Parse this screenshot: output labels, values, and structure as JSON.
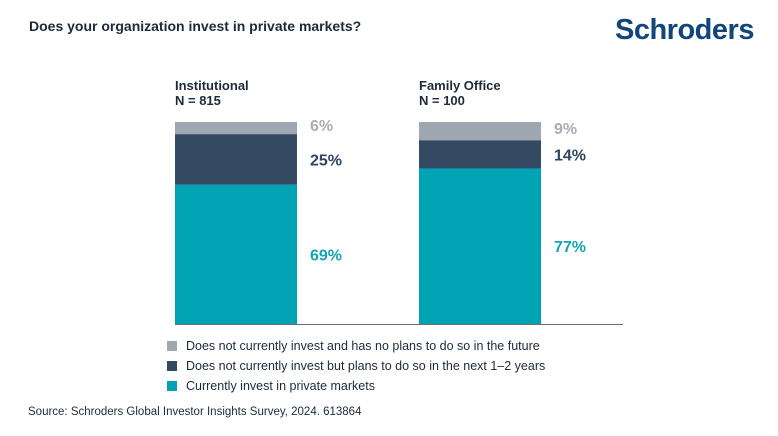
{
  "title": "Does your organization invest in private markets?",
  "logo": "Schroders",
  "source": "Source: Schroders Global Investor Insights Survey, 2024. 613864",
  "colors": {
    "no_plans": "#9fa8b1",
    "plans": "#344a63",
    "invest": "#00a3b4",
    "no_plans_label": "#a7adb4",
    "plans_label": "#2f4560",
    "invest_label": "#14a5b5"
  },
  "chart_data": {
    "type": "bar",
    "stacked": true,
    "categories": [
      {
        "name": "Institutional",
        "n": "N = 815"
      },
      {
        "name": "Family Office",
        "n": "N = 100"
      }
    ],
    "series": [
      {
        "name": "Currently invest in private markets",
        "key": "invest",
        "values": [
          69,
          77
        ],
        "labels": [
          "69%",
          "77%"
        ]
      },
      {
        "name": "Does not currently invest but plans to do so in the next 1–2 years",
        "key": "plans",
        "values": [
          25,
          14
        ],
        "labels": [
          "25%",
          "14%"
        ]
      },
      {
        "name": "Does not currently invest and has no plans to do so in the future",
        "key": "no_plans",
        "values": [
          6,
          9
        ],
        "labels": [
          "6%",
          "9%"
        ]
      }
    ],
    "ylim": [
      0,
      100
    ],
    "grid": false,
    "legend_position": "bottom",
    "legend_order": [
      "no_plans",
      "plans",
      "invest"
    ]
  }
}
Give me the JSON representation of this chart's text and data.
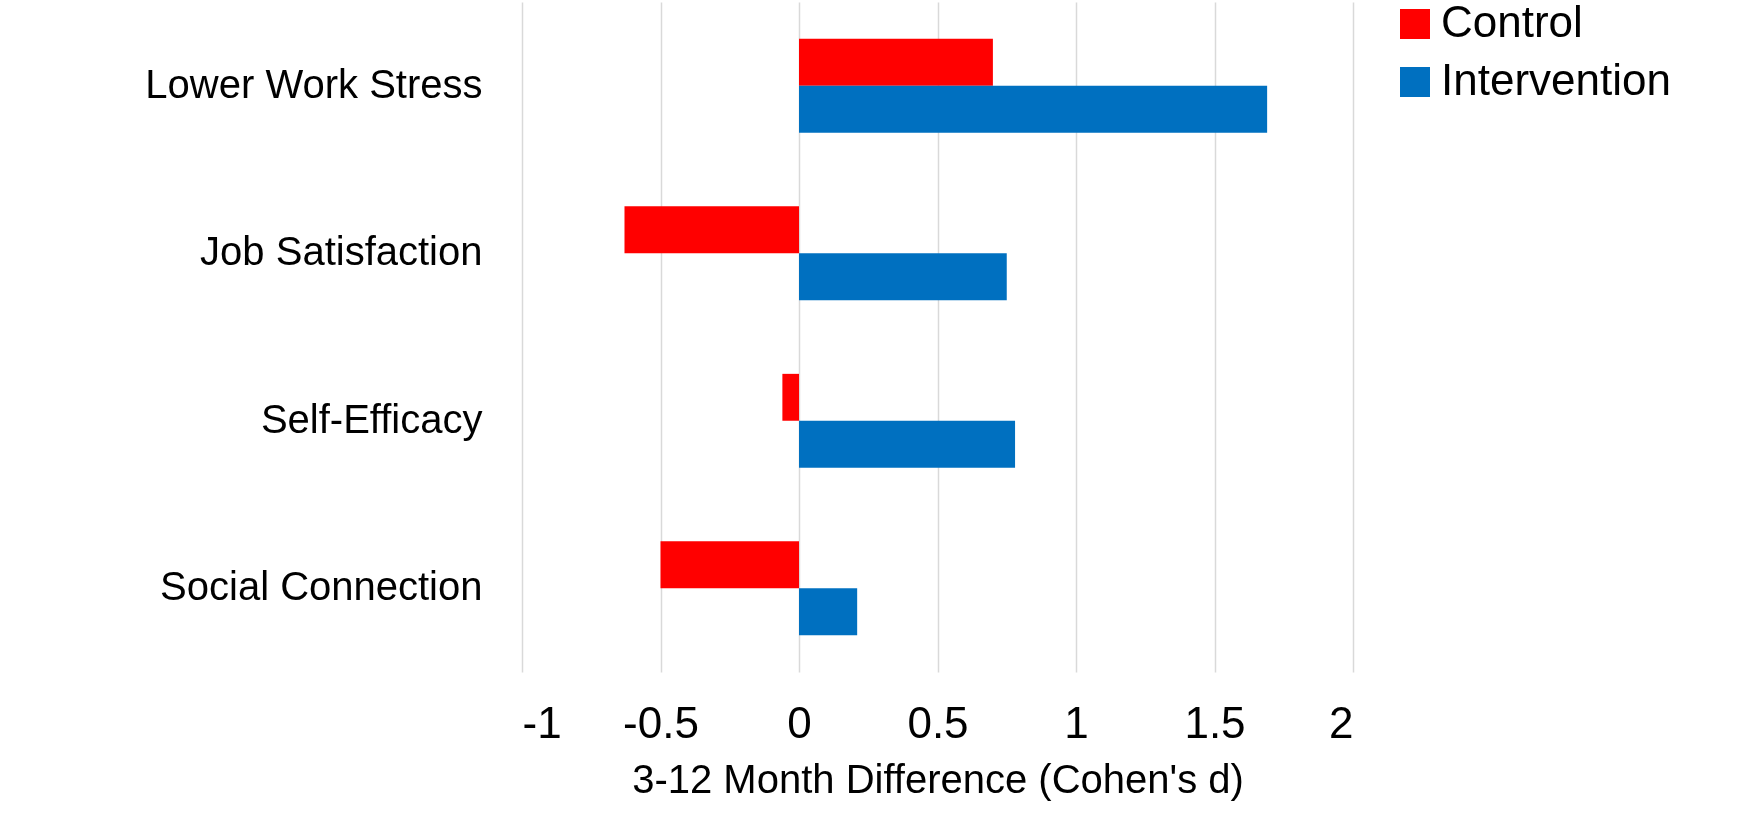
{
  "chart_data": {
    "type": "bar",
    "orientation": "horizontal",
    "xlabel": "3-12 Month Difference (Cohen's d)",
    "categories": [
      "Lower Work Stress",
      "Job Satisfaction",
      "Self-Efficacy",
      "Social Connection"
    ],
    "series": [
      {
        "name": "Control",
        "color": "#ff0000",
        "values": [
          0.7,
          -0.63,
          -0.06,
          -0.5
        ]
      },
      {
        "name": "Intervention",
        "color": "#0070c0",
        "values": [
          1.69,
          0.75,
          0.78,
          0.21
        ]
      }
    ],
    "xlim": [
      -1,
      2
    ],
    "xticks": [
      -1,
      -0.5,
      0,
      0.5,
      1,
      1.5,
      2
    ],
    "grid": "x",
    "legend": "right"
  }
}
----
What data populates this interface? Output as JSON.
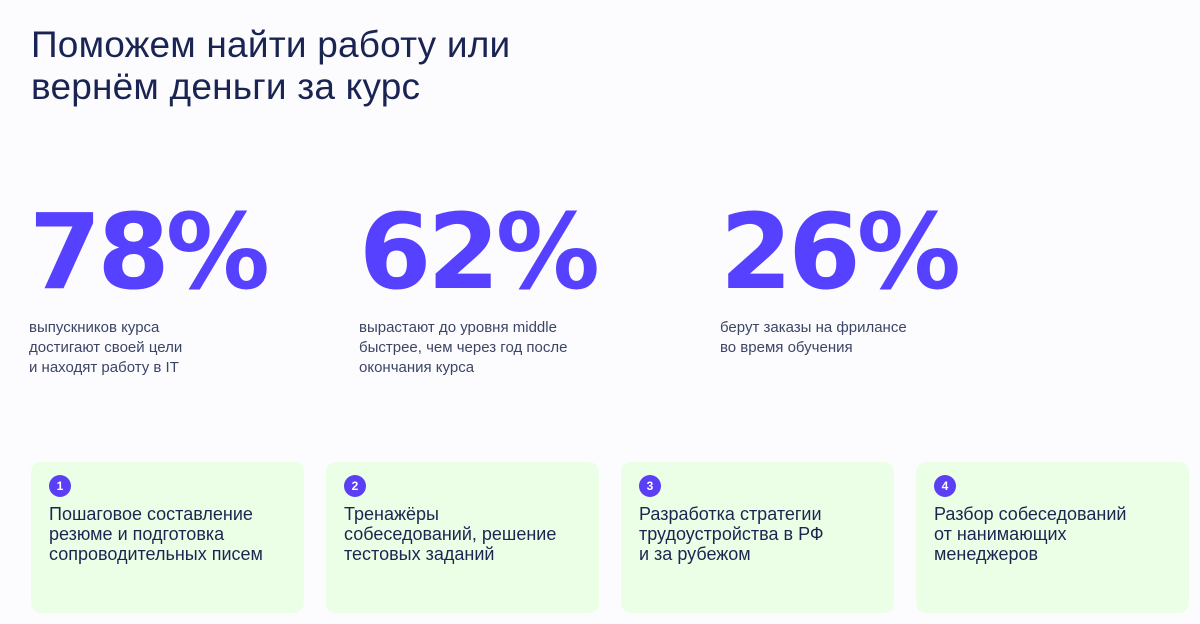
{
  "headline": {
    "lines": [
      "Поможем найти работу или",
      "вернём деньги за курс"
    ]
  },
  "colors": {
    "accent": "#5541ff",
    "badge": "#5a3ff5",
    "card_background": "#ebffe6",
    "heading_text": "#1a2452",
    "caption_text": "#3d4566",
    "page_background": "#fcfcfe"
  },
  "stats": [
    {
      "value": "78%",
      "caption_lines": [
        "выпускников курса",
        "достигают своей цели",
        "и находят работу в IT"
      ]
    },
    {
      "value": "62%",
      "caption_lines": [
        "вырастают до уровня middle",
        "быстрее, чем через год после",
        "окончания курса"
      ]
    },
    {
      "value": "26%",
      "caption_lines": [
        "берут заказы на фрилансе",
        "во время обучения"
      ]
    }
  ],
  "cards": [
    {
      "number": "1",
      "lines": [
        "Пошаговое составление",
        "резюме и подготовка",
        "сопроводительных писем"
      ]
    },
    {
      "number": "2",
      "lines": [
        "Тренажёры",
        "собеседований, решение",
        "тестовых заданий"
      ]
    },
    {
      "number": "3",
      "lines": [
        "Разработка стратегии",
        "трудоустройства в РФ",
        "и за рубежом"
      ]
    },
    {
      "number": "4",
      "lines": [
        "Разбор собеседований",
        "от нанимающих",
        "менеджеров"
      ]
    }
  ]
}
----
# Description of the task
Give every line of the material that includes the string "Schroders".

# Solution to this exercise
  "logo": "Schroders",
  "source": "Source: Schroders Global Investor Insights Survey, 2024. 613864",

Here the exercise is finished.